● Material for this task
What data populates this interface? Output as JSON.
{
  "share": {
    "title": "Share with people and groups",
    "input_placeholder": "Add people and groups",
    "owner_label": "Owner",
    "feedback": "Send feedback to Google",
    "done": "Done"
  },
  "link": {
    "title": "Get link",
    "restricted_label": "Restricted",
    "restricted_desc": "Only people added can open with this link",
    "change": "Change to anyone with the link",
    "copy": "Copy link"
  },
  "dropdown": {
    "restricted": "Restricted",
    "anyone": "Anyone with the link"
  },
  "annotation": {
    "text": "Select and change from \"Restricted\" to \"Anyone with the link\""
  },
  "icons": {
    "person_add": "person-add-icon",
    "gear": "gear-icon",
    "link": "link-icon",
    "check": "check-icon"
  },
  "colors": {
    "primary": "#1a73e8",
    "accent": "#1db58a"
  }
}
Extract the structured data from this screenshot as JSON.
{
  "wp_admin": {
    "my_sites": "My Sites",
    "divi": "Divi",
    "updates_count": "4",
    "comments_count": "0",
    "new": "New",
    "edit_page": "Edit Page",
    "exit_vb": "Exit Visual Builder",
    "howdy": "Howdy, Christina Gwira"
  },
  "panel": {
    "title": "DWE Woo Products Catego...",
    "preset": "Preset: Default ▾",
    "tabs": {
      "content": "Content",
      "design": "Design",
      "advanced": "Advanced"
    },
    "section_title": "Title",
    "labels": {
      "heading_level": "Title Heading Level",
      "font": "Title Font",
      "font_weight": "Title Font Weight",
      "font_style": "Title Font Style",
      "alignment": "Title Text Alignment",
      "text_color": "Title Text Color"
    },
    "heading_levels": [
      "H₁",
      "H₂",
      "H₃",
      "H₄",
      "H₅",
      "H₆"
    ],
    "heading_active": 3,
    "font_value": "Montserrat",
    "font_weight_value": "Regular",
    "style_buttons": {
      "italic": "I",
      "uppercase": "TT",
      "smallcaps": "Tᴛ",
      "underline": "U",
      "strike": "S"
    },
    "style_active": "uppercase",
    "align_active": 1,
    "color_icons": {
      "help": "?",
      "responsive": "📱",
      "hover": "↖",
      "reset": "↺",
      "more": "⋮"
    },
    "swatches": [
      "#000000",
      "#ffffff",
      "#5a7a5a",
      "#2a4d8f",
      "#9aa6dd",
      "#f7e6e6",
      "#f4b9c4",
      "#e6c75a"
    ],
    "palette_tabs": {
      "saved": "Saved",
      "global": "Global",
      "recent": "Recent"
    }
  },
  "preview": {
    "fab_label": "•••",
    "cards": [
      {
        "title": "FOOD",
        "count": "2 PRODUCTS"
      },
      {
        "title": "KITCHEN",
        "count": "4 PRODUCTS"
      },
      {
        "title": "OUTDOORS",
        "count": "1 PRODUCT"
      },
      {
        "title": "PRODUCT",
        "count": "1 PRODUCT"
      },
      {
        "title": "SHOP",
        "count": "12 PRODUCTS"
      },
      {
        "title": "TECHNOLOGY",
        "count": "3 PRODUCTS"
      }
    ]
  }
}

● Exercise details
Write out every entry above, word for word.

● The result
What data populates this interface? Output as JSON.
{
  "share": {
    "title": "Share with people and groups",
    "input_placeholder": "Add people and groups",
    "owner_label": "Owner",
    "feedback": "Send feedback to Google",
    "done": "Done"
  },
  "link": {
    "title": "Get link",
    "restricted_label": "Restricted",
    "restricted_desc": "Only people added can open with this link",
    "change": "Change to anyone with the link",
    "copy": "Copy link"
  },
  "dropdown": {
    "restricted": "Restricted",
    "anyone": "Anyone with the link"
  },
  "annotation": {
    "text": "Select and change from \"Restricted\" to \"Anyone with the link\""
  },
  "icons": {
    "person_add": "person-add-icon",
    "gear": "gear-icon",
    "link": "link-icon",
    "check": "check-icon"
  },
  "colors": {
    "primary": "#1a73e8",
    "accent": "#1db58a"
  }
}
Extract the structured data from this screenshot as JSON.
{
  "wp_admin": {
    "my_sites": "My Sites",
    "divi": "Divi",
    "updates_count": "4",
    "comments_count": "0",
    "new": "New",
    "edit_page": "Edit Page",
    "exit_vb": "Exit Visual Builder",
    "howdy": "Howdy, Christina Gwira"
  },
  "panel": {
    "title": "DWE Woo Products Catego...",
    "preset": "Preset: Default ▾",
    "tabs": {
      "content": "Content",
      "design": "Design",
      "advanced": "Advanced"
    },
    "section_title": "Title",
    "labels": {
      "heading_level": "Title Heading Level",
      "font": "Title Font",
      "font_weight": "Title Font Weight",
      "font_style": "Title Font Style",
      "alignment": "Title Text Alignment",
      "text_color": "Title Text Color"
    },
    "heading_levels": [
      "H₁",
      "H₂",
      "H₃",
      "H₄",
      "H₅",
      "H₆"
    ],
    "heading_active": 3,
    "font_value": "Montserrat",
    "font_weight_value": "Regular",
    "style_buttons": {
      "italic": "I",
      "uppercase": "TT",
      "smallcaps": "Tᴛ",
      "underline": "U",
      "strike": "S"
    },
    "style_active": "uppercase",
    "align_active": 1,
    "color_icons": {
      "help": "?",
      "responsive": "📱",
      "hover": "↖",
      "reset": "↺",
      "more": "⋮"
    },
    "swatches": [
      "#000000",
      "#ffffff",
      "#5a7a5a",
      "#2a4d8f",
      "#9aa6dd",
      "#f7e6e6",
      "#f4b9c4",
      "#e6c75a"
    ],
    "palette_tabs": {
      "saved": "Saved",
      "global": "Global",
      "recent": "Recent"
    }
  },
  "preview": {
    "fab_label": "•••",
    "cards": [
      {
        "title": "FOOD",
        "count": "2 PRODUCTS"
      },
      {
        "title": "KITCHEN",
        "count": "4 PRODUCTS"
      },
      {
        "title": "OUTDOORS",
        "count": "1 PRODUCT"
      },
      {
        "title": "PRODUCT",
        "count": "1 PRODUCT"
      },
      {
        "title": "SHOP",
        "count": "12 PRODUCTS"
      },
      {
        "title": "TECHNOLOGY",
        "count": "3 PRODUCTS"
      }
    ]
  }
}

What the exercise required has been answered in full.